(Dataset items)
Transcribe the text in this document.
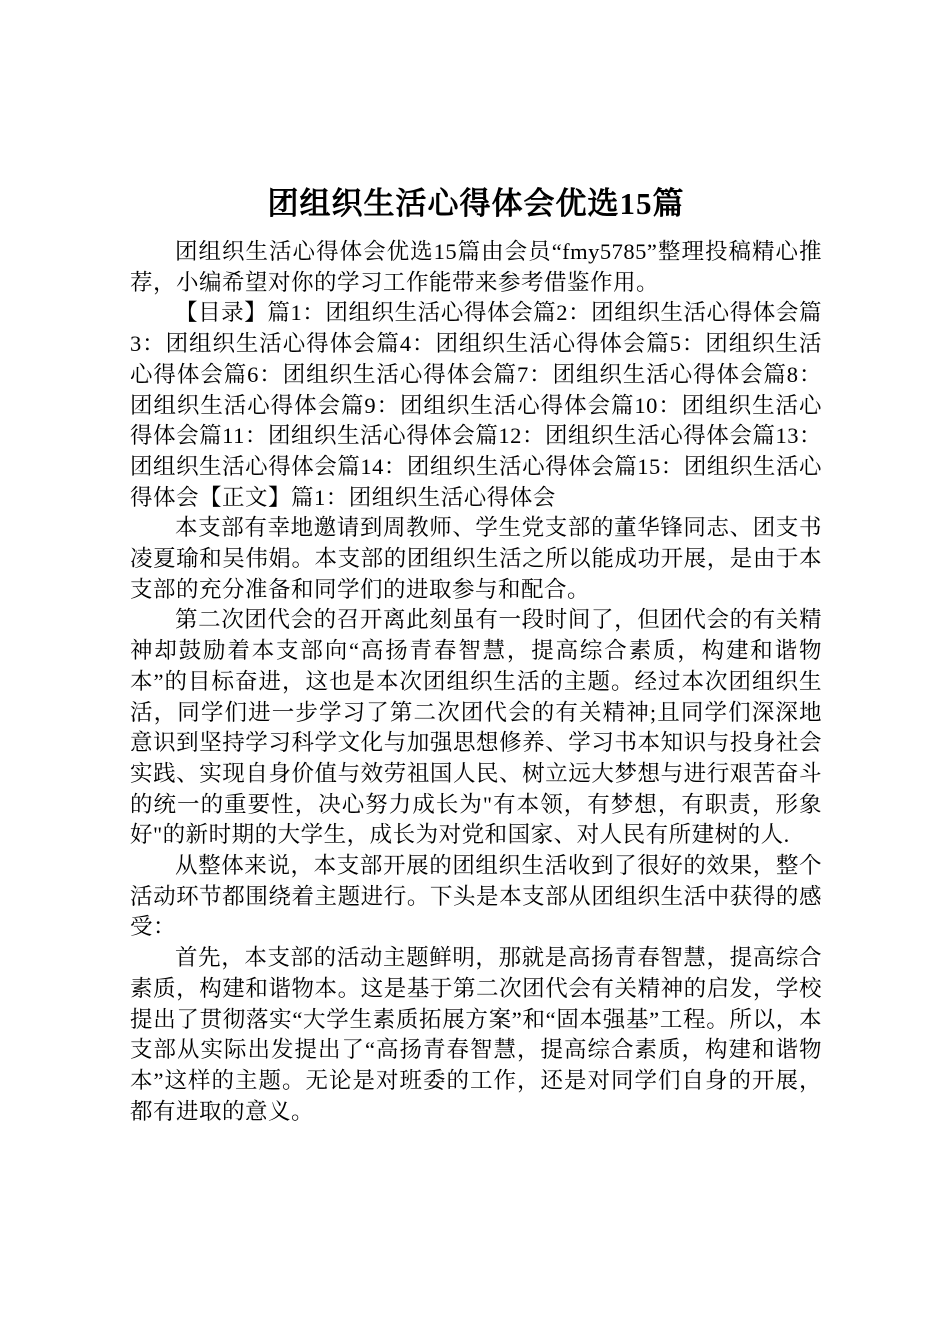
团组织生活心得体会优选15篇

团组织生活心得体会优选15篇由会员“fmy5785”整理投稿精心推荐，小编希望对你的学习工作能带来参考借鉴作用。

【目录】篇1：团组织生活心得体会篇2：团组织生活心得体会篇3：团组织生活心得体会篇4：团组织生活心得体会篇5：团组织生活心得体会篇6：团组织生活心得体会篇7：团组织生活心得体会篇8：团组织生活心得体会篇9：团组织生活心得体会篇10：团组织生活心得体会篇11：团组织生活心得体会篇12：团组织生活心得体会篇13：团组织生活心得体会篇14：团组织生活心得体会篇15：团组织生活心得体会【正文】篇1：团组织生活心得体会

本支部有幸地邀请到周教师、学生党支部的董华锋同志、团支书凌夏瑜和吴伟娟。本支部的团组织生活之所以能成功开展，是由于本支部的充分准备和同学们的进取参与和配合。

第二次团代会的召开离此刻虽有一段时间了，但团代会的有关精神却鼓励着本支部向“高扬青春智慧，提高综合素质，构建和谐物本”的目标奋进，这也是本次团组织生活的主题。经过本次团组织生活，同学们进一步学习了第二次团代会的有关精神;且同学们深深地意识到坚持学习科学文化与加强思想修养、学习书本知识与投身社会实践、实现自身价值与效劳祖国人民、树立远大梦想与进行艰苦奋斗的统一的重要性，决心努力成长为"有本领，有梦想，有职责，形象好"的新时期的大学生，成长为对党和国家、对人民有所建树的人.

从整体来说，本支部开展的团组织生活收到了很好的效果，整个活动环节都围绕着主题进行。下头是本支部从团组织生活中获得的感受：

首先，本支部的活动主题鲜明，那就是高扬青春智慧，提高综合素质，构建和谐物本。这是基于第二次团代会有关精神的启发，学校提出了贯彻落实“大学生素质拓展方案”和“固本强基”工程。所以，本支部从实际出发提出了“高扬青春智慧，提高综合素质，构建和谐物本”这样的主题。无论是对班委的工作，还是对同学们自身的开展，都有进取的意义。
--
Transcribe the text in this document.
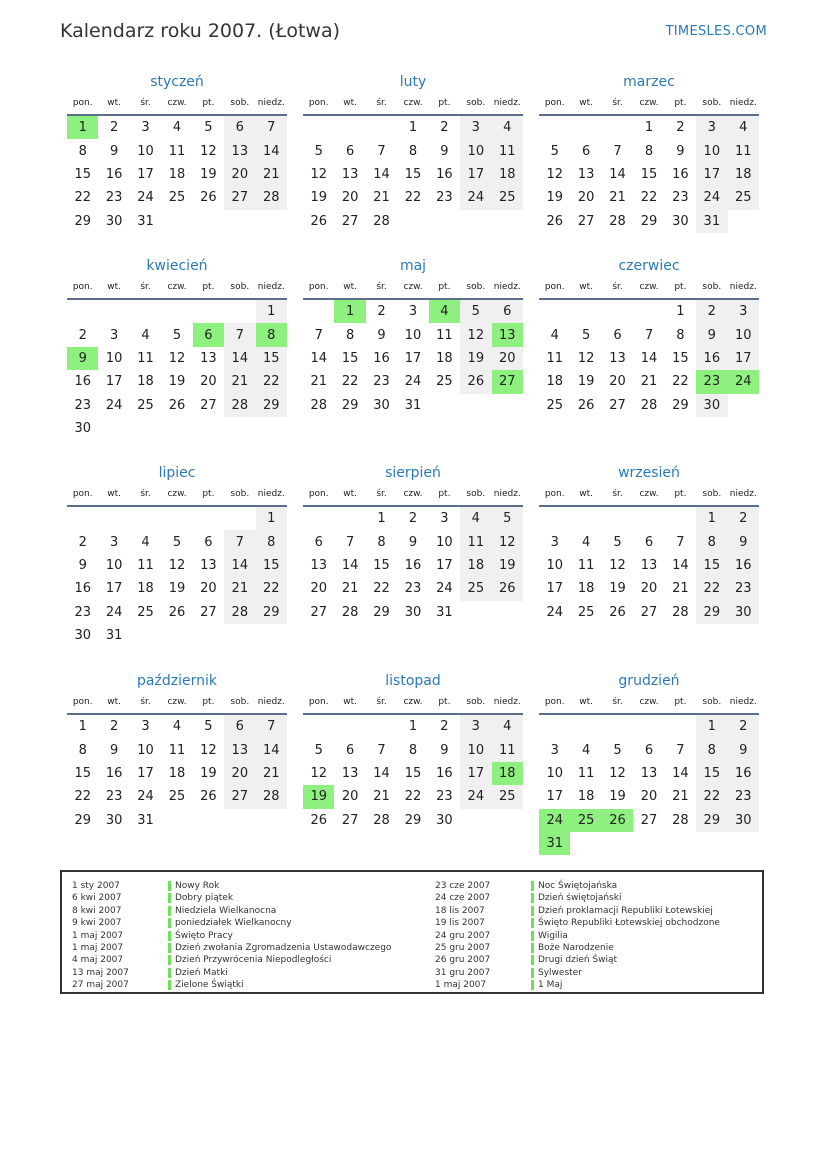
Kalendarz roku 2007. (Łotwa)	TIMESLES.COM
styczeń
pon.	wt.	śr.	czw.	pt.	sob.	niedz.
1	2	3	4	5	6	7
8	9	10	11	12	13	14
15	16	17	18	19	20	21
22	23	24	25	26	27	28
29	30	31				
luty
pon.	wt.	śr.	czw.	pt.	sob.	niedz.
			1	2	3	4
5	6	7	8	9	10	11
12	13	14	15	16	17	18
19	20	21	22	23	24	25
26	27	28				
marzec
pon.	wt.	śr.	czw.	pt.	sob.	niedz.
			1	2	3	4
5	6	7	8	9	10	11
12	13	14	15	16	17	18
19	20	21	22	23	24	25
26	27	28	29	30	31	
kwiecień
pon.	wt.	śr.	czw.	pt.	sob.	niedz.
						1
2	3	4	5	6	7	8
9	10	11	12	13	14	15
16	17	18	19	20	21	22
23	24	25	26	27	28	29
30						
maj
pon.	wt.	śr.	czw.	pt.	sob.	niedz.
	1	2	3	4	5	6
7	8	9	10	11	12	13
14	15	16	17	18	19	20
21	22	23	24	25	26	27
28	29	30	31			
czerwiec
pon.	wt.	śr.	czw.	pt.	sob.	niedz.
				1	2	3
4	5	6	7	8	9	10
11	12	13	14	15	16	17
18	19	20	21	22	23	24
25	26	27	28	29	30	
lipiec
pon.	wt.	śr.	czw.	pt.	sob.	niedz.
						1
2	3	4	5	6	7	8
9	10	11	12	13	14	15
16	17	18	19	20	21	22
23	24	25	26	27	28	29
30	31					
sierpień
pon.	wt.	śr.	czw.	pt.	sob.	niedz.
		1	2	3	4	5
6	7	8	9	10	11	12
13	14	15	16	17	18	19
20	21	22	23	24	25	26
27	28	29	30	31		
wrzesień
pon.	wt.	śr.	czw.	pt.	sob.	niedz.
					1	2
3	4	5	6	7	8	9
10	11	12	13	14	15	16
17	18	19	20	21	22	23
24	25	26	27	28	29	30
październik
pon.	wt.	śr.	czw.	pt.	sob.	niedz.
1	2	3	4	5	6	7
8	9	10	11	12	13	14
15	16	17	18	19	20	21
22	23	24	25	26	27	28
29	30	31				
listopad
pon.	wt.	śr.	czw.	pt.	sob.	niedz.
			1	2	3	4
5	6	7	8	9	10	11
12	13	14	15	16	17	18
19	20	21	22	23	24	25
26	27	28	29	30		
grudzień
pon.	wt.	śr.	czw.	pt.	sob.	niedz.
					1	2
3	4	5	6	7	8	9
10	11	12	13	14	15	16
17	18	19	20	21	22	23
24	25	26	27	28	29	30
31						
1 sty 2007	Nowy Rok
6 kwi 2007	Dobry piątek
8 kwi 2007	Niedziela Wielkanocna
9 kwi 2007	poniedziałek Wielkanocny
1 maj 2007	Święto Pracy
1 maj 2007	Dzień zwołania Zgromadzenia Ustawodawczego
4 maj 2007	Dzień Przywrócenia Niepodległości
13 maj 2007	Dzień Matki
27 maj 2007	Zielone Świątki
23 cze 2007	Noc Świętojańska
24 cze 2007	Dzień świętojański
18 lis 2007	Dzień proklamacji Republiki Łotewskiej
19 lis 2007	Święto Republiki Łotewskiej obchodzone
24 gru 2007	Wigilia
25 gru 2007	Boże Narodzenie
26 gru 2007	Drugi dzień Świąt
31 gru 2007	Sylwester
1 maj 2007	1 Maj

= What is needed =
Find the lines containing "高扬青春智慧" and list every one of them.

= Reply to the task =
第二次团代会的召开离此刻虽有一段时间了，但团代会的有关精神却鼓励着本支部向“高扬青春智慧，提高综合素质，构建和谐物本”的目标奋进，这也是本次团组织生活的主题。经过本次团组织生活，同学们进一步学习了第二次团代会的有关精神;且同学们深深地意识到坚持学习科学文化与加强思想修养、学习书本知识与投身社会实践、实现自身价值与效劳祖国人民、树立远大梦想与进行艰苦奋斗的统一的重要性，决心努力成长为"有本领，有梦想，有职责，形象好"的新时期的大学生，成长为对党和国家、对人民有所建树的人.
首先，本支部的活动主题鲜明，那就是高扬青春智慧，提高综合素质，构建和谐物本。这是基于第二次团代会有关精神的启发，学校提出了贯彻落实“大学生素质拓展方案”和“固本强基”工程。所以，本支部从实际出发提出了“高扬青春智慧，提高综合素质，构建和谐物本”这样的主题。无论是对班委的工作，还是对同学们自身的开展，都有进取的意义。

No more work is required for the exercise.